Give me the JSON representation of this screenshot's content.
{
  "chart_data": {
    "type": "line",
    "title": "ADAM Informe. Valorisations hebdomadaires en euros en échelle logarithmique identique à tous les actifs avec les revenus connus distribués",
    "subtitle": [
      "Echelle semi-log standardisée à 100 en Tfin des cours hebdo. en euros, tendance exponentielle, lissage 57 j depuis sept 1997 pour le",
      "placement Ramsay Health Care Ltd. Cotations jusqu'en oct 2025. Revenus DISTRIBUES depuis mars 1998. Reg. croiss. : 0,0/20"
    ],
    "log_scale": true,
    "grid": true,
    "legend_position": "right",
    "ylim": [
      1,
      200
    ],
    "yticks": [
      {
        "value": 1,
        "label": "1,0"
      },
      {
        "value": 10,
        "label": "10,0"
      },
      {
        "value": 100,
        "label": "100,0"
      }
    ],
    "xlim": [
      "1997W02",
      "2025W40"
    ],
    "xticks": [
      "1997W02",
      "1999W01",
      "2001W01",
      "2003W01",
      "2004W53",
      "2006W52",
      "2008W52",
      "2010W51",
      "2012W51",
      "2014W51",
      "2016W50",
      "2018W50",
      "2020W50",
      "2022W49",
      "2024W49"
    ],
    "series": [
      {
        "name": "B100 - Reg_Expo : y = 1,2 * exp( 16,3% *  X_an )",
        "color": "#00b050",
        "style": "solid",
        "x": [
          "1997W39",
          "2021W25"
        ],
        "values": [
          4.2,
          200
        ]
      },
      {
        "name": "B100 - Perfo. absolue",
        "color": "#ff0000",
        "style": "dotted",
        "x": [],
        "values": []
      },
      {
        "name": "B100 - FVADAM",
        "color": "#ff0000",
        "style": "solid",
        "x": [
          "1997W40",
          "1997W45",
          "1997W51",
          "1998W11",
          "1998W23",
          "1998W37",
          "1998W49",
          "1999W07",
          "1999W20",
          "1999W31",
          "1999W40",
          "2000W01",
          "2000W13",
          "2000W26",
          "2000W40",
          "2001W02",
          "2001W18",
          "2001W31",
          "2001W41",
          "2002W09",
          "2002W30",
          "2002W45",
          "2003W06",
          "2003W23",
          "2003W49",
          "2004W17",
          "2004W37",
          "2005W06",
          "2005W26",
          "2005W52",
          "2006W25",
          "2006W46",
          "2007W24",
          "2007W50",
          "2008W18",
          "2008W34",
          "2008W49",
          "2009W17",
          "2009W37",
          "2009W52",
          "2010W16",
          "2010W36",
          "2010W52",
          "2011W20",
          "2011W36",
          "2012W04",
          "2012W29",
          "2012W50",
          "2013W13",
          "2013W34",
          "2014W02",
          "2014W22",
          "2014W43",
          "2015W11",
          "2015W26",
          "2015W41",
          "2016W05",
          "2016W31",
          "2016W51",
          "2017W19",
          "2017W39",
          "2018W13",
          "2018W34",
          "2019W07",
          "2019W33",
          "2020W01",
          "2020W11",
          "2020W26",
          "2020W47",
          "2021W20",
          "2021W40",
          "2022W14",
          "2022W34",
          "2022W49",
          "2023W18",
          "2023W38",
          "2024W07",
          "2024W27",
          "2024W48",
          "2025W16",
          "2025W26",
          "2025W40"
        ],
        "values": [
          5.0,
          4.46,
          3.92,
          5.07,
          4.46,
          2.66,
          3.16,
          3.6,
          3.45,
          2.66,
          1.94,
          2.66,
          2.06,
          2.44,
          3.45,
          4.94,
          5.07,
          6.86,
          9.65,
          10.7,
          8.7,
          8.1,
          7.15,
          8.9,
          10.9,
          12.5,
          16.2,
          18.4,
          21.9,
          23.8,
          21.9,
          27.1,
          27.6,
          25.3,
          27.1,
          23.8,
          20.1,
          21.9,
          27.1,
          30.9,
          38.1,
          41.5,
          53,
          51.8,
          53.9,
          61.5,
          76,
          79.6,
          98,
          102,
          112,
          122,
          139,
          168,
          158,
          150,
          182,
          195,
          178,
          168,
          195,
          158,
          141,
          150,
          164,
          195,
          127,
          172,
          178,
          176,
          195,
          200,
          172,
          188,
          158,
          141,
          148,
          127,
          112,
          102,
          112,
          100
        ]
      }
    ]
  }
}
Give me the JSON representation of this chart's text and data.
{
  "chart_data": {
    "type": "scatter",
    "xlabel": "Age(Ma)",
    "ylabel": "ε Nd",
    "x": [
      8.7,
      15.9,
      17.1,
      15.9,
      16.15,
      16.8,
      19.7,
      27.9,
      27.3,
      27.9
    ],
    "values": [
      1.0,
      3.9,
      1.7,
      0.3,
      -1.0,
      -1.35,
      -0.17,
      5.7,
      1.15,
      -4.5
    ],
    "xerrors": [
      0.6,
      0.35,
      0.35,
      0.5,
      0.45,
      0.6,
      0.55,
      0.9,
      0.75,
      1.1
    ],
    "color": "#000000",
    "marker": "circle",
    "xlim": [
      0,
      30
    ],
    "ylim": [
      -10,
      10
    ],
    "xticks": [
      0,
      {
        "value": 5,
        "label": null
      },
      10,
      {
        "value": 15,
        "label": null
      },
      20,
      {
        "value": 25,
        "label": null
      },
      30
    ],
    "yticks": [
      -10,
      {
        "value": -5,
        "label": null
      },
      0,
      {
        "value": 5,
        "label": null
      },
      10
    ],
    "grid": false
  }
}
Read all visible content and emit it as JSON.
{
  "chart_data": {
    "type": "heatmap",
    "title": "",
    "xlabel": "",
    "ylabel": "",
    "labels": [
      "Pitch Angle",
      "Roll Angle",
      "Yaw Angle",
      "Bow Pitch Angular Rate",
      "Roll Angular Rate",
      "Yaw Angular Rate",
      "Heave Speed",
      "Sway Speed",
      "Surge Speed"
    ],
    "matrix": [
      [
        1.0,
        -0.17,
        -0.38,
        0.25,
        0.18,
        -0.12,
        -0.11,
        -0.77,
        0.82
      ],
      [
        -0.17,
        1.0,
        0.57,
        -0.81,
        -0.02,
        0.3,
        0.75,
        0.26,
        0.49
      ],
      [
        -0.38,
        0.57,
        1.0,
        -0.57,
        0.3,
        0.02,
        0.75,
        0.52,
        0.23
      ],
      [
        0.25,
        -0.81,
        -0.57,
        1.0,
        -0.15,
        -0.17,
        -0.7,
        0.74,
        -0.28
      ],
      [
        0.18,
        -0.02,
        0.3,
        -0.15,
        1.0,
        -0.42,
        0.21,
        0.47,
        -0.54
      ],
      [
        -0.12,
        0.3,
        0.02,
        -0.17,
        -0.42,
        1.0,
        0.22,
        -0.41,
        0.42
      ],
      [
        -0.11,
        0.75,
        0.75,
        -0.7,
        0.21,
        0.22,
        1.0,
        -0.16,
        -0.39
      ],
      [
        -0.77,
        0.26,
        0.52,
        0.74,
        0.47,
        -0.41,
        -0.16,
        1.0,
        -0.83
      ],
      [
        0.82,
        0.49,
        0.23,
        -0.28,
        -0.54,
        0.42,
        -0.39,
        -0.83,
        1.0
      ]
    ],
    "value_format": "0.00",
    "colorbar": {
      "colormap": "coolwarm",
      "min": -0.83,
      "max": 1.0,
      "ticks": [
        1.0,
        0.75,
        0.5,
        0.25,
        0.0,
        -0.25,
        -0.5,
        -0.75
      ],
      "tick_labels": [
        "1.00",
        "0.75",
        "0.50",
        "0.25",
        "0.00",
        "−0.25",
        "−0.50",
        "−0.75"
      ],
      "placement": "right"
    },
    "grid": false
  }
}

■ Aim ■
Each record above should be repeated exactly as it appears.

■ Finished exercise ■
Give me the JSON representation of this screenshot's content.
{
  "chart_data": {
    "type": "line",
    "title": "ADAM Informe. Valorisations hebdomadaires en euros en échelle logarithmique identique à tous les actifs avec les revenus connus distribués",
    "subtitle": [
      "Echelle semi-log standardisée à 100 en Tfin des cours hebdo. en euros, tendance exponentielle, lissage 57 j depuis sept 1997 pour le",
      "placement Ramsay Health Care Ltd. Cotations jusqu'en oct 2025. Revenus DISTRIBUES depuis mars 1998. Reg. croiss. : 0,0/20"
    ],
    "log_scale": true,
    "grid": true,
    "legend_position": "right",
    "ylim": [
      1,
      200
    ],
    "yticks": [
      {
        "value": 1,
        "label": "1,0"
      },
      {
        "value": 10,
        "label": "10,0"
      },
      {
        "value": 100,
        "label": "100,0"
      }
    ],
    "xlim": [
      "1997W02",
      "2025W40"
    ],
    "xticks": [
      "1997W02",
      "1999W01",
      "2001W01",
      "2003W01",
      "2004W53",
      "2006W52",
      "2008W52",
      "2010W51",
      "2012W51",
      "2014W51",
      "2016W50",
      "2018W50",
      "2020W50",
      "2022W49",
      "2024W49"
    ],
    "series": [
      {
        "name": "B100 - Reg_Expo : y = 1,2 * exp( 16,3% *  X_an )",
        "color": "#00b050",
        "style": "solid",
        "x": [
          "1997W39",
          "2021W25"
        ],
        "values": [
          4.2,
          200
        ]
      },
      {
        "name": "B100 - Perfo. absolue",
        "color": "#ff0000",
        "style": "dotted",
        "x": [],
        "values": []
      },
      {
        "name": "B100 - FVADAM",
        "color": "#ff0000",
        "style": "solid",
        "x": [
          "1997W40",
          "1997W45",
          "1997W51",
          "1998W11",
          "1998W23",
          "1998W37",
          "1998W49",
          "1999W07",
          "1999W20",
          "1999W31",
          "1999W40",
          "2000W01",
          "2000W13",
          "2000W26",
          "2000W40",
          "2001W02",
          "2001W18",
          "2001W31",
          "2001W41",
          "2002W09",
          "2002W30",
          "2002W45",
          "2003W06",
          "2003W23",
          "2003W49",
          "2004W17",
          "2004W37",
          "2005W06",
          "2005W26",
          "2005W52",
          "2006W25",
          "2006W46",
          "2007W24",
          "2007W50",
          "2008W18",
          "2008W34",
          "2008W49",
          "2009W17",
          "2009W37",
          "2009W52",
          "2010W16",
          "2010W36",
          "2010W52",
          "2011W20",
          "2011W36",
          "2012W04",
          "2012W29",
          "2012W50",
          "2013W13",
          "2013W34",
          "2014W02",
          "2014W22",
          "2014W43",
          "2015W11",
          "2015W26",
          "2015W41",
          "2016W05",
          "2016W31",
          "2016W51",
          "2017W19",
          "2017W39",
          "2018W13",
          "2018W34",
          "2019W07",
          "2019W33",
          "2020W01",
          "2020W11",
          "2020W26",
          "2020W47",
          "2021W20",
          "2021W40",
          "2022W14",
          "2022W34",
          "2022W49",
          "2023W18",
          "2023W38",
          "2024W07",
          "2024W27",
          "2024W48",
          "2025W16",
          "2025W26",
          "2025W40"
        ],
        "values": [
          5.0,
          4.46,
          3.92,
          5.07,
          4.46,
          2.66,
          3.16,
          3.6,
          3.45,
          2.66,
          1.94,
          2.66,
          2.06,
          2.44,
          3.45,
          4.94,
          5.07,
          6.86,
          9.65,
          10.7,
          8.7,
          8.1,
          7.15,
          8.9,
          10.9,
          12.5,
          16.2,
          18.4,
          21.9,
          23.8,
          21.9,
          27.1,
          27.6,
          25.3,
          27.1,
          23.8,
          20.1,
          21.9,
          27.1,
          30.9,
          38.1,
          41.5,
          53,
          51.8,
          53.9,
          61.5,
          76,
          79.6,
          98,
          102,
          112,
          122,
          139,
          168,
          158,
          150,
          182,
          195,
          178,
          168,
          195,
          158,
          141,
          150,
          164,
          195,
          127,
          172,
          178,
          176,
          195,
          200,
          172,
          188,
          158,
          141,
          148,
          127,
          112,
          102,
          112,
          100
        ]
      }
    ]
  }
}
Give me the JSON representation of this chart's text and data.
{
  "chart_data": {
    "type": "scatter",
    "xlabel": "Age(Ma)",
    "ylabel": "ε Nd",
    "x": [
      8.7,
      15.9,
      17.1,
      15.9,
      16.15,
      16.8,
      19.7,
      27.9,
      27.3,
      27.9
    ],
    "values": [
      1.0,
      3.9,
      1.7,
      0.3,
      -1.0,
      -1.35,
      -0.17,
      5.7,
      1.15,
      -4.5
    ],
    "xerrors": [
      0.6,
      0.35,
      0.35,
      0.5,
      0.45,
      0.6,
      0.55,
      0.9,
      0.75,
      1.1
    ],
    "color": "#000000",
    "marker": "circle",
    "xlim": [
      0,
      30
    ],
    "ylim": [
      -10,
      10
    ],
    "xticks": [
      0,
      {
        "value": 5,
        "label": null
      },
      10,
      {
        "value": 15,
        "label": null
      },
      20,
      {
        "value": 25,
        "label": null
      },
      30
    ],
    "yticks": [
      -10,
      {
        "value": -5,
        "label": null
      },
      0,
      {
        "value": 5,
        "label": null
      },
      10
    ],
    "grid": false
  }
}
Read all visible content and emit it as JSON.
{
  "chart_data": {
    "type": "heatmap",
    "title": "",
    "xlabel": "",
    "ylabel": "",
    "labels": [
      "Pitch Angle",
      "Roll Angle",
      "Yaw Angle",
      "Bow Pitch Angular Rate",
      "Roll Angular Rate",
      "Yaw Angular Rate",
      "Heave Speed",
      "Sway Speed",
      "Surge Speed"
    ],
    "matrix": [
      [
        1.0,
        -0.17,
        -0.38,
        0.25,
        0.18,
        -0.12,
        -0.11,
        -0.77,
        0.82
      ],
      [
        -0.17,
        1.0,
        0.57,
        -0.81,
        -0.02,
        0.3,
        0.75,
        0.26,
        0.49
      ],
      [
        -0.38,
        0.57,
        1.0,
        -0.57,
        0.3,
        0.02,
        0.75,
        0.52,
        0.23
      ],
      [
        0.25,
        -0.81,
        -0.57,
        1.0,
        -0.15,
        -0.17,
        -0.7,
        0.74,
        -0.28
      ],
      [
        0.18,
        -0.02,
        0.3,
        -0.15,
        1.0,
        -0.42,
        0.21,
        0.47,
        -0.54
      ],
      [
        -0.12,
        0.3,
        0.02,
        -0.17,
        -0.42,
        1.0,
        0.22,
        -0.41,
        0.42
      ],
      [
        -0.11,
        0.75,
        0.75,
        -0.7,
        0.21,
        0.22,
        1.0,
        -0.16,
        -0.39
      ],
      [
        -0.77,
        0.26,
        0.52,
        0.74,
        0.47,
        -0.41,
        -0.16,
        1.0,
        -0.83
      ],
      [
        0.82,
        0.49,
        0.23,
        -0.28,
        -0.54,
        0.42,
        -0.39,
        -0.83,
        1.0
      ]
    ],
    "value_format": "0.00",
    "colorbar": {
      "colormap": "coolwarm",
      "min": -0.83,
      "max": 1.0,
      "ticks": [
        1.0,
        0.75,
        0.5,
        0.25,
        0.0,
        -0.25,
        -0.5,
        -0.75
      ],
      "tick_labels": [
        "1.00",
        "0.75",
        "0.50",
        "0.25",
        "0.00",
        "−0.25",
        "−0.50",
        "−0.75"
      ],
      "placement": "right"
    },
    "grid": false
  }
}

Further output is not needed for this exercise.